=== What the task asks ===
Could you transcribe every record below exactly as written, leaving out any pictures?

- - - - -

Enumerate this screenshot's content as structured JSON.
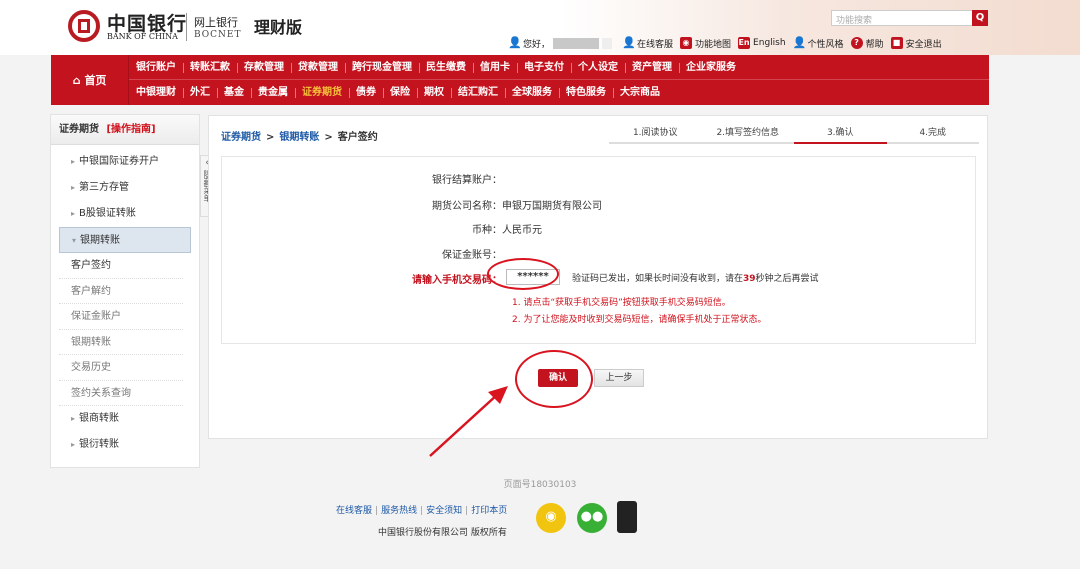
{
  "header": {
    "bank_name_cn": "中国银行",
    "bank_name_en": "BANK OF CHINA",
    "ebank_cn": "网上银行",
    "ebank_en": "BOCNET",
    "edition": "理财版",
    "search_placeholder": "功能搜索",
    "greeting": "您好，",
    "links": {
      "online_service": "在线客服",
      "site_map": "功能地图",
      "english": "English",
      "personal_style": "个性风格",
      "help": "帮助",
      "logout": "安全退出"
    }
  },
  "nav": {
    "home": "首页",
    "row1": [
      "银行账户",
      "转账汇款",
      "存款管理",
      "贷款管理",
      "跨行现金管理",
      "民生缴费",
      "信用卡",
      "电子支付",
      "个人设定",
      "资产管理",
      "企业家服务"
    ],
    "row2": [
      "中银理财",
      "外汇",
      "基金",
      "贵金属",
      "证券期货",
      "债券",
      "保险",
      "期权",
      "结汇购汇",
      "全球服务",
      "特色服务",
      "大宗商品"
    ],
    "active": "证券期货"
  },
  "sidebar": {
    "title": "证券期货",
    "guide": "[操作指南]",
    "items": [
      {
        "label": "中银国际证券开户",
        "level": 1
      },
      {
        "label": "第三方存管",
        "level": 1
      },
      {
        "label": "B股银证转账",
        "level": 1
      },
      {
        "label": "银期转账",
        "level": 1,
        "open": true
      },
      {
        "label": "客户签约",
        "level": 2,
        "current": true
      },
      {
        "label": "客户解约",
        "level": 2
      },
      {
        "label": "保证金账户",
        "level": 2
      },
      {
        "label": "银期转账",
        "level": 2
      },
      {
        "label": "交易历史",
        "level": 2
      },
      {
        "label": "签约关系查询",
        "level": 2
      },
      {
        "label": "银商转账",
        "level": 1
      },
      {
        "label": "银衍转账",
        "level": 1
      }
    ],
    "collapse_label": "隐藏菜单"
  },
  "main": {
    "breadcrumb": [
      "证券期货",
      "银期转账",
      "客户签约"
    ],
    "steps": [
      "1.阅读协议",
      "2.填写签约信息",
      "3.确认",
      "4.完成"
    ],
    "active_step": "3.确认",
    "form": {
      "settlement_account_label": "银行结算账户：",
      "settlement_account_value": "",
      "futures_company_label": "期货公司名称：",
      "futures_company_value": "申银万国期货有限公司",
      "currency_label": "币种：",
      "currency_value": "人民币元",
      "margin_account_label": "保证金账号：",
      "margin_account_value": "",
      "sms_label": "请输入手机交易码：",
      "sms_value": "******",
      "sms_info_before": "验证码已发出，如果长时间没有收到，请在",
      "countdown": "39",
      "sms_info_after": "秒钟之后再尝试",
      "tip1": "1. 请点击“获取手机交易码”按钮获取手机交易码短信。",
      "tip2": "2. 为了让您能及时收到交易码短信，请确保手机处于正常状态。"
    },
    "confirm_button": "确认",
    "back_button": "上一步"
  },
  "footer": {
    "page_no": "页面号18030103",
    "links": [
      "在线客服",
      "服务热线",
      "安全须知",
      "打印本页"
    ],
    "copyright": "中国银行股份有限公司  版权所有"
  },
  "colors": {
    "brand_red": "#c3131f",
    "link_blue": "#1f5aa6"
  }
}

- - - - -

=== Output below ===
Enumerate this screenshot's content as structured JSON.
{
  "header": {
    "bank_name_cn": "中国银行",
    "bank_name_en": "BANK OF CHINA",
    "ebank_cn": "网上银行",
    "ebank_en": "BOCNET",
    "edition": "理财版",
    "search_placeholder": "功能搜索",
    "greeting": "您好，",
    "links": {
      "online_service": "在线客服",
      "site_map": "功能地图",
      "english": "English",
      "personal_style": "个性风格",
      "help": "帮助",
      "logout": "安全退出"
    }
  },
  "nav": {
    "home": "首页",
    "row1": [
      "银行账户",
      "转账汇款",
      "存款管理",
      "贷款管理",
      "跨行现金管理",
      "民生缴费",
      "信用卡",
      "电子支付",
      "个人设定",
      "资产管理",
      "企业家服务"
    ],
    "row2": [
      "中银理财",
      "外汇",
      "基金",
      "贵金属",
      "证券期货",
      "债券",
      "保险",
      "期权",
      "结汇购汇",
      "全球服务",
      "特色服务",
      "大宗商品"
    ],
    "active": "证券期货"
  },
  "sidebar": {
    "title": "证券期货",
    "guide": "[操作指南]",
    "items": [
      {
        "label": "中银国际证券开户",
        "level": 1
      },
      {
        "label": "第三方存管",
        "level": 1
      },
      {
        "label": "B股银证转账",
        "level": 1
      },
      {
        "label": "银期转账",
        "level": 1,
        "open": true
      },
      {
        "label": "客户签约",
        "level": 2,
        "current": true
      },
      {
        "label": "客户解约",
        "level": 2
      },
      {
        "label": "保证金账户",
        "level": 2
      },
      {
        "label": "银期转账",
        "level": 2
      },
      {
        "label": "交易历史",
        "level": 2
      },
      {
        "label": "签约关系查询",
        "level": 2
      },
      {
        "label": "银商转账",
        "level": 1
      },
      {
        "label": "银衍转账",
        "level": 1
      }
    ],
    "collapse_label": "隐藏菜单"
  },
  "main": {
    "breadcrumb": [
      "证券期货",
      "银期转账",
      "客户签约"
    ],
    "steps": [
      "1.阅读协议",
      "2.填写签约信息",
      "3.确认",
      "4.完成"
    ],
    "active_step": "3.确认",
    "form": {
      "settlement_account_label": "银行结算账户：",
      "settlement_account_value": "",
      "futures_company_label": "期货公司名称：",
      "futures_company_value": "申银万国期货有限公司",
      "currency_label": "币种：",
      "currency_value": "人民币元",
      "margin_account_label": "保证金账号：",
      "margin_account_value": "",
      "sms_label": "请输入手机交易码：",
      "sms_value": "******",
      "sms_info_before": "验证码已发出，如果长时间没有收到，请在",
      "countdown": "39",
      "sms_info_after": "秒钟之后再尝试",
      "tip1": "1. 请点击“获取手机交易码”按钮获取手机交易码短信。",
      "tip2": "2. 为了让您能及时收到交易码短信，请确保手机处于正常状态。"
    },
    "confirm_button": "确认",
    "back_button": "上一步"
  },
  "footer": {
    "page_no": "页面号18030103",
    "links": [
      "在线客服",
      "服务热线",
      "安全须知",
      "打印本页"
    ],
    "copyright": "中国银行股份有限公司  版权所有"
  },
  "colors": {
    "brand_red": "#c3131f",
    "link_blue": "#1f5aa6"
  }
}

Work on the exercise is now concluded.